### DIRECTIONS:
Report how many lines below contain the word "Income". Give only the number.

### RAW RECORDS:
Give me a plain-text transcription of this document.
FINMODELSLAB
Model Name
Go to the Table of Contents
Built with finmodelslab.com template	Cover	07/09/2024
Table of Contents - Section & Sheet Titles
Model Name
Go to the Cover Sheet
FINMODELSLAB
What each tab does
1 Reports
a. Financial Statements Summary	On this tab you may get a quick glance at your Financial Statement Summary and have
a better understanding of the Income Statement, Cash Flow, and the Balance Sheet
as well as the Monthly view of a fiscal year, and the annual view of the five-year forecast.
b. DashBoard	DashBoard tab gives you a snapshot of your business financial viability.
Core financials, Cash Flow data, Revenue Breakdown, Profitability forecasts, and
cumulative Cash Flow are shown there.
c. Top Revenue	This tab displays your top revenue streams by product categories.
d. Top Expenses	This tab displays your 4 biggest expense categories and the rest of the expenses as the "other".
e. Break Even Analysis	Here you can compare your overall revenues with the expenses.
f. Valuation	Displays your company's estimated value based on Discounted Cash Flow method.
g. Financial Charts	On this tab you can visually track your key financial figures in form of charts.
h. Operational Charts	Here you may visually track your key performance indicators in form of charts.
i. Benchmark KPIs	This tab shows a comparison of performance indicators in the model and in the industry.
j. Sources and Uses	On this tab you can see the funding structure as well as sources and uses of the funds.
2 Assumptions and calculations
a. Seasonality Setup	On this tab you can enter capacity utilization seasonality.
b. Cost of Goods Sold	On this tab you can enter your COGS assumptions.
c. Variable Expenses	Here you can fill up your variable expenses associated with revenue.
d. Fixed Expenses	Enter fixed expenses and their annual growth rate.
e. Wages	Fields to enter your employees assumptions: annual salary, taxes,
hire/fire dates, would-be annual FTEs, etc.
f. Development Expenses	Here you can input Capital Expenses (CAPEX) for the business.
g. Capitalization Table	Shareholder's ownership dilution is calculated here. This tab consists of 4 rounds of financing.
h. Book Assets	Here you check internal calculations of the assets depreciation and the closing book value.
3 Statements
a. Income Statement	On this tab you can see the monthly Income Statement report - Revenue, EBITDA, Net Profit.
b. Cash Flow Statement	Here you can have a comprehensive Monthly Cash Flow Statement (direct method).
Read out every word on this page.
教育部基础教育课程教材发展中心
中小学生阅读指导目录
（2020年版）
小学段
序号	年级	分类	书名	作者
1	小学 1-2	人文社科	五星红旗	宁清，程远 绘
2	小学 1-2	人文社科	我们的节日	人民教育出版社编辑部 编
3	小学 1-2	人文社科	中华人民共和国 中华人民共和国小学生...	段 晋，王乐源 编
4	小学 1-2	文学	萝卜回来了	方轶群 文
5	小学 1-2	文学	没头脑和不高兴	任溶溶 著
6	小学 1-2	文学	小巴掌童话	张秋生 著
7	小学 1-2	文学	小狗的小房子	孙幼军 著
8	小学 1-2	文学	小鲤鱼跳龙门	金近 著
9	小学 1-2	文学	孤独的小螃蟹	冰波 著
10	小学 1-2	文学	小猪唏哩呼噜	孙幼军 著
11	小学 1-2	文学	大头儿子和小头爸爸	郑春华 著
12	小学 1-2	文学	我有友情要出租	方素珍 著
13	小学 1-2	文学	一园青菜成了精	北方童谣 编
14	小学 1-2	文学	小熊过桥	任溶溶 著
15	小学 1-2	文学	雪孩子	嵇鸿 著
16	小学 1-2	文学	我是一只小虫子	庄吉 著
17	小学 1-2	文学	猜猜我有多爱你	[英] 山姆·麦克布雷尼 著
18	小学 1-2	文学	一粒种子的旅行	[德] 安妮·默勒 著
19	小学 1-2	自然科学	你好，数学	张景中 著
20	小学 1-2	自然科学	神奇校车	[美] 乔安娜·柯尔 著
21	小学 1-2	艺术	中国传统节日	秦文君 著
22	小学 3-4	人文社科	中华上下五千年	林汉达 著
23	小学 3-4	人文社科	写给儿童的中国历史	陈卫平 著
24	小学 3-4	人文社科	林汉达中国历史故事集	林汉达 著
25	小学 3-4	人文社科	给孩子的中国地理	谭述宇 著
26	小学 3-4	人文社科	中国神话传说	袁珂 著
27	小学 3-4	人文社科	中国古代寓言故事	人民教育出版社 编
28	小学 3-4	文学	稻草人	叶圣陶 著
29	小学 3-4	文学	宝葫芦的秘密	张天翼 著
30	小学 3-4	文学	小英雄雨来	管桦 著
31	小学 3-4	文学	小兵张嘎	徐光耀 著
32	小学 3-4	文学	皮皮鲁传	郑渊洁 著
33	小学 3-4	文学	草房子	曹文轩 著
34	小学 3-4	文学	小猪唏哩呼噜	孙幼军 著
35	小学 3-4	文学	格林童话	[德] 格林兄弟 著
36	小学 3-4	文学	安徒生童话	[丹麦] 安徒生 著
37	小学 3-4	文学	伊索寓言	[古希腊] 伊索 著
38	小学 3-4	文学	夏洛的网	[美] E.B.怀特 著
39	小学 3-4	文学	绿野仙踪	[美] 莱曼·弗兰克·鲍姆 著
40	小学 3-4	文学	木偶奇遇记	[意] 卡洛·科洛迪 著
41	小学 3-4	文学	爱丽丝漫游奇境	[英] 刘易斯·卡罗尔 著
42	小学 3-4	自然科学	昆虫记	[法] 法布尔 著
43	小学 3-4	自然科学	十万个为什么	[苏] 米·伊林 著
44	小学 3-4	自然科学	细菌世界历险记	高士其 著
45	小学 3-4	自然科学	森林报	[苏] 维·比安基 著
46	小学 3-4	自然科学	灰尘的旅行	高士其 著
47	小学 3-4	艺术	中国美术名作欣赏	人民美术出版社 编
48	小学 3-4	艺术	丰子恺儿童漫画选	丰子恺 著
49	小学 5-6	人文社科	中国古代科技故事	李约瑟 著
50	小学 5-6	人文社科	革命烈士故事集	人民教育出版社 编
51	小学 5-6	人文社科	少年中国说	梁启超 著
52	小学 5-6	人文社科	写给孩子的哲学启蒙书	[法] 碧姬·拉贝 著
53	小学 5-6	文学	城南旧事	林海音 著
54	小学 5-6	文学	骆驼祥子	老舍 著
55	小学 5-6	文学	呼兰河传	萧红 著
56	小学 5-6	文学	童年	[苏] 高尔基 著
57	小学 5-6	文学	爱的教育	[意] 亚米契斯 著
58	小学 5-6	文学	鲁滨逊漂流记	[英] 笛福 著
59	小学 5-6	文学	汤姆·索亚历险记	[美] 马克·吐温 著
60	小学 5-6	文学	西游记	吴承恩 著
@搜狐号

### ANSWER BELOW:
2